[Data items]
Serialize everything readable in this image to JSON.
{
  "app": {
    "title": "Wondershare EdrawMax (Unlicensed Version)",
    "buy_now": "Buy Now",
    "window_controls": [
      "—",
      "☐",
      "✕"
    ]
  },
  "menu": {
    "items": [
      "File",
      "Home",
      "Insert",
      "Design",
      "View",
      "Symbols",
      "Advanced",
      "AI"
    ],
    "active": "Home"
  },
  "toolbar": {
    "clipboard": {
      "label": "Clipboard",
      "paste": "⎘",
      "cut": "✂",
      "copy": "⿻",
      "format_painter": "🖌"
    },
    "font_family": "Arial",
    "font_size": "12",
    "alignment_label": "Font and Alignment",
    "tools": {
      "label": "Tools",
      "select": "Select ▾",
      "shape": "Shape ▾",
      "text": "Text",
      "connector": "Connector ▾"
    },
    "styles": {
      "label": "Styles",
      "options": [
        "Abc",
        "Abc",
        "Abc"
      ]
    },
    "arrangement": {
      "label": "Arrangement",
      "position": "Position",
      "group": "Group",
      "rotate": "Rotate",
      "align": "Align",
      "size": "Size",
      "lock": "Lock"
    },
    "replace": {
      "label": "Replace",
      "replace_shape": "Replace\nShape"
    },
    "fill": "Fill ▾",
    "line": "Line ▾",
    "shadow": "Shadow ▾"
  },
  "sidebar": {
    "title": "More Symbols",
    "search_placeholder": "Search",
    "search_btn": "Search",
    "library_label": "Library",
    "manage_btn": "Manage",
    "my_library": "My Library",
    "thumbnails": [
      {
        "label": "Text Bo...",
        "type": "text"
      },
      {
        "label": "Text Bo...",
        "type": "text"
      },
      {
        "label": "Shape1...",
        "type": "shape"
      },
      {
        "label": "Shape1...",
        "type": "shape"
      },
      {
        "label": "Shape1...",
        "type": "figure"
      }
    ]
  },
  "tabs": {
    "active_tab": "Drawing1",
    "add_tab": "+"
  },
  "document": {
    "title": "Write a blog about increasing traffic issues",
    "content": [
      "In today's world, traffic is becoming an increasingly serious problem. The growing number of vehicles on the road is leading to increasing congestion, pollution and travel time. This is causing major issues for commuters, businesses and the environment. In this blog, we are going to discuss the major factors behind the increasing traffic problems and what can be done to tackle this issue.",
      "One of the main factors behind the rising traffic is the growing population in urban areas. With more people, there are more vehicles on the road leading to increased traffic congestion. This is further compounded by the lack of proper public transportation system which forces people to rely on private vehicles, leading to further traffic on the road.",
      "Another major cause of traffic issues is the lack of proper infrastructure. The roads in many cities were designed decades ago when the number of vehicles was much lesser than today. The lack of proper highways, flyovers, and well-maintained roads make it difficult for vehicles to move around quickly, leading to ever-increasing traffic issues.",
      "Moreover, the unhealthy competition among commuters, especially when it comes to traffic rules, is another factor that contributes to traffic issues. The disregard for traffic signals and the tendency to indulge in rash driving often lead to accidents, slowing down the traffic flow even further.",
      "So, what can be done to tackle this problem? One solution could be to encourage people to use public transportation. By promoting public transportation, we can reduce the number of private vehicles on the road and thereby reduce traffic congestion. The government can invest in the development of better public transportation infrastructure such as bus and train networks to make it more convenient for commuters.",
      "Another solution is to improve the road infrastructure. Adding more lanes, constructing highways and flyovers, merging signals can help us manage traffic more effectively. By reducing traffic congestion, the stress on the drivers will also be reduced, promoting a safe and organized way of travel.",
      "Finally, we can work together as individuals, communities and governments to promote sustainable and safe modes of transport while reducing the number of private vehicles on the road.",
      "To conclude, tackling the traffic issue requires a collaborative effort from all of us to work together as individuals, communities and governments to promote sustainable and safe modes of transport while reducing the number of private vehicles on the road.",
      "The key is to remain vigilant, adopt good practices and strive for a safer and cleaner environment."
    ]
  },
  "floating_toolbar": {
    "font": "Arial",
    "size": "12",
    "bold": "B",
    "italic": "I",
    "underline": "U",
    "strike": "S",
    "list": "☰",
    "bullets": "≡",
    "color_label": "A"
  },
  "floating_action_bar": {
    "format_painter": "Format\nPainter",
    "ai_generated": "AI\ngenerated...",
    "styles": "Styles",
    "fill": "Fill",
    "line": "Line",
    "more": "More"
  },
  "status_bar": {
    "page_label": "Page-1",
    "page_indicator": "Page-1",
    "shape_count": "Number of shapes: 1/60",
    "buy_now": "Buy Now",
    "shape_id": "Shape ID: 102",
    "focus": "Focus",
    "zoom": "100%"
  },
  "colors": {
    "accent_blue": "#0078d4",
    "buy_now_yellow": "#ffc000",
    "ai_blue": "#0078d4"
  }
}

## Your task
Give the entries once more, exactly as they appear.

## Result for this exercise
Serialize everything readable in this image to JSON.
{
  "app": {
    "title": "Wondershare EdrawMax (Unlicensed Version)",
    "buy_now": "Buy Now",
    "window_controls": [
      "—",
      "☐",
      "✕"
    ]
  },
  "menu": {
    "items": [
      "File",
      "Home",
      "Insert",
      "Design",
      "View",
      "Symbols",
      "Advanced",
      "AI"
    ],
    "active": "Home"
  },
  "toolbar": {
    "clipboard": {
      "label": "Clipboard",
      "paste": "⎘",
      "cut": "✂",
      "copy": "⿻",
      "format_painter": "🖌"
    },
    "font_family": "Arial",
    "font_size": "12",
    "alignment_label": "Font and Alignment",
    "tools": {
      "label": "Tools",
      "select": "Select ▾",
      "shape": "Shape ▾",
      "text": "Text",
      "connector": "Connector ▾"
    },
    "styles": {
      "label": "Styles",
      "options": [
        "Abc",
        "Abc",
        "Abc"
      ]
    },
    "arrangement": {
      "label": "Arrangement",
      "position": "Position",
      "group": "Group",
      "rotate": "Rotate",
      "align": "Align",
      "size": "Size",
      "lock": "Lock"
    },
    "replace": {
      "label": "Replace",
      "replace_shape": "Replace\nShape"
    },
    "fill": "Fill ▾",
    "line": "Line ▾",
    "shadow": "Shadow ▾"
  },
  "sidebar": {
    "title": "More Symbols",
    "search_placeholder": "Search",
    "search_btn": "Search",
    "library_label": "Library",
    "manage_btn": "Manage",
    "my_library": "My Library",
    "thumbnails": [
      {
        "label": "Text Bo...",
        "type": "text"
      },
      {
        "label": "Text Bo...",
        "type": "text"
      },
      {
        "label": "Shape1...",
        "type": "shape"
      },
      {
        "label": "Shape1...",
        "type": "shape"
      },
      {
        "label": "Shape1...",
        "type": "figure"
      }
    ]
  },
  "tabs": {
    "active_tab": "Drawing1",
    "add_tab": "+"
  },
  "document": {
    "title": "Write a blog about increasing traffic issues",
    "content": [
      "In today's world, traffic is becoming an increasingly serious problem. The growing number of vehicles on the road is leading to increasing congestion, pollution and travel time. This is causing major issues for commuters, businesses and the environment. In this blog, we are going to discuss the major factors behind the increasing traffic problems and what can be done to tackle this issue.",
      "One of the main factors behind the rising traffic is the growing population in urban areas. With more people, there are more vehicles on the road leading to increased traffic congestion. This is further compounded by the lack of proper public transportation system which forces people to rely on private vehicles, leading to further traffic on the road.",
      "Another major cause of traffic issues is the lack of proper infrastructure. The roads in many cities were designed decades ago when the number of vehicles was much lesser than today. The lack of proper highways, flyovers, and well-maintained roads make it difficult for vehicles to move around quickly, leading to ever-increasing traffic issues.",
      "Moreover, the unhealthy competition among commuters, especially when it comes to traffic rules, is another factor that contributes to traffic issues. The disregard for traffic signals and the tendency to indulge in rash driving often lead to accidents, slowing down the traffic flow even further.",
      "So, what can be done to tackle this problem? One solution could be to encourage people to use public transportation. By promoting public transportation, we can reduce the number of private vehicles on the road and thereby reduce traffic congestion. The government can invest in the development of better public transportation infrastructure such as bus and train networks to make it more convenient for commuters.",
      "Another solution is to improve the road infrastructure. Adding more lanes, constructing highways and flyovers, merging signals can help us manage traffic more effectively. By reducing traffic congestion, the stress on the drivers will also be reduced, promoting a safe and organized way of travel.",
      "Finally, we can work together as individuals, communities and governments to promote sustainable and safe modes of transport while reducing the number of private vehicles on the road.",
      "To conclude, tackling the traffic issue requires a collaborative effort from all of us to work together as individuals, communities and governments to promote sustainable and safe modes of transport while reducing the number of private vehicles on the road.",
      "The key is to remain vigilant, adopt good practices and strive for a safer and cleaner environment."
    ]
  },
  "floating_toolbar": {
    "font": "Arial",
    "size": "12",
    "bold": "B",
    "italic": "I",
    "underline": "U",
    "strike": "S",
    "list": "☰",
    "bullets": "≡",
    "color_label": "A"
  },
  "floating_action_bar": {
    "format_painter": "Format\nPainter",
    "ai_generated": "AI\ngenerated...",
    "styles": "Styles",
    "fill": "Fill",
    "line": "Line",
    "more": "More"
  },
  "status_bar": {
    "page_label": "Page-1",
    "page_indicator": "Page-1",
    "shape_count": "Number of shapes: 1/60",
    "buy_now": "Buy Now",
    "shape_id": "Shape ID: 102",
    "focus": "Focus",
    "zoom": "100%"
  },
  "colors": {
    "accent_blue": "#0078d4",
    "buy_now_yellow": "#ffc000",
    "ai_blue": "#0078d4"
  }
}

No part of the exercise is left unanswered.